** start of Source records **
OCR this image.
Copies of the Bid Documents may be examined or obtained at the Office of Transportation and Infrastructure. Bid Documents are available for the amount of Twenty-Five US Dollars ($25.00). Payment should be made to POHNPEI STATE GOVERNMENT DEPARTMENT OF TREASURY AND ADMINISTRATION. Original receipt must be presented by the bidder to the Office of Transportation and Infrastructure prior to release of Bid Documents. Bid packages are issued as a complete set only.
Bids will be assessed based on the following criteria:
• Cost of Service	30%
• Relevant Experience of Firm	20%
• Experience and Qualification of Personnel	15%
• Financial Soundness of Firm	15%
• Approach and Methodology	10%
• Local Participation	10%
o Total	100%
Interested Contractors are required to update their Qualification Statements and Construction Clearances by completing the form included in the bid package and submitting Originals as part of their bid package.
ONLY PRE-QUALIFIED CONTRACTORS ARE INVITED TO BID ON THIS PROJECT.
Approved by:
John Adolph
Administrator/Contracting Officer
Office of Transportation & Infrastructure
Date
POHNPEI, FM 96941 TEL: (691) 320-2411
** end of Source records **
- [What is expected]:
Without leaving anything out, give the entries again exactly.

- [Response]:
OCR this image.
Copies of the Bid Documents may be examined or obtained at the Office of Transportation and Infrastructure. Bid Documents are available for the amount of Twenty-Five US Dollars ($25.00). Payment should be made to POHNPEI STATE GOVERNMENT DEPARTMENT OF TREASURY AND ADMINISTRATION. Original receipt must be presented by the bidder to the Office of Transportation and Infrastructure prior to release of Bid Documents. Bid packages are issued as a complete set only.
Bids will be assessed based on the following criteria:
• Cost of Service	30%
• Relevant Experience of Firm	20%
• Experience and Qualification of Personnel	15%
• Financial Soundness of Firm	15%
• Approach and Methodology	10%
• Local Participation	10%
o Total	100%
Interested Contractors are required to update their Qualification Statements and Construction Clearances by completing the form included in the bid package and submitting Originals as part of their bid package.
ONLY PRE-QUALIFIED CONTRACTORS ARE INVITED TO BID ON THIS PROJECT.
Approved by:
John Adolph
Administrator/Contracting Officer
Office of Transportation & Infrastructure
Date
POHNPEI, FM 96941 TEL: (691) 320-2411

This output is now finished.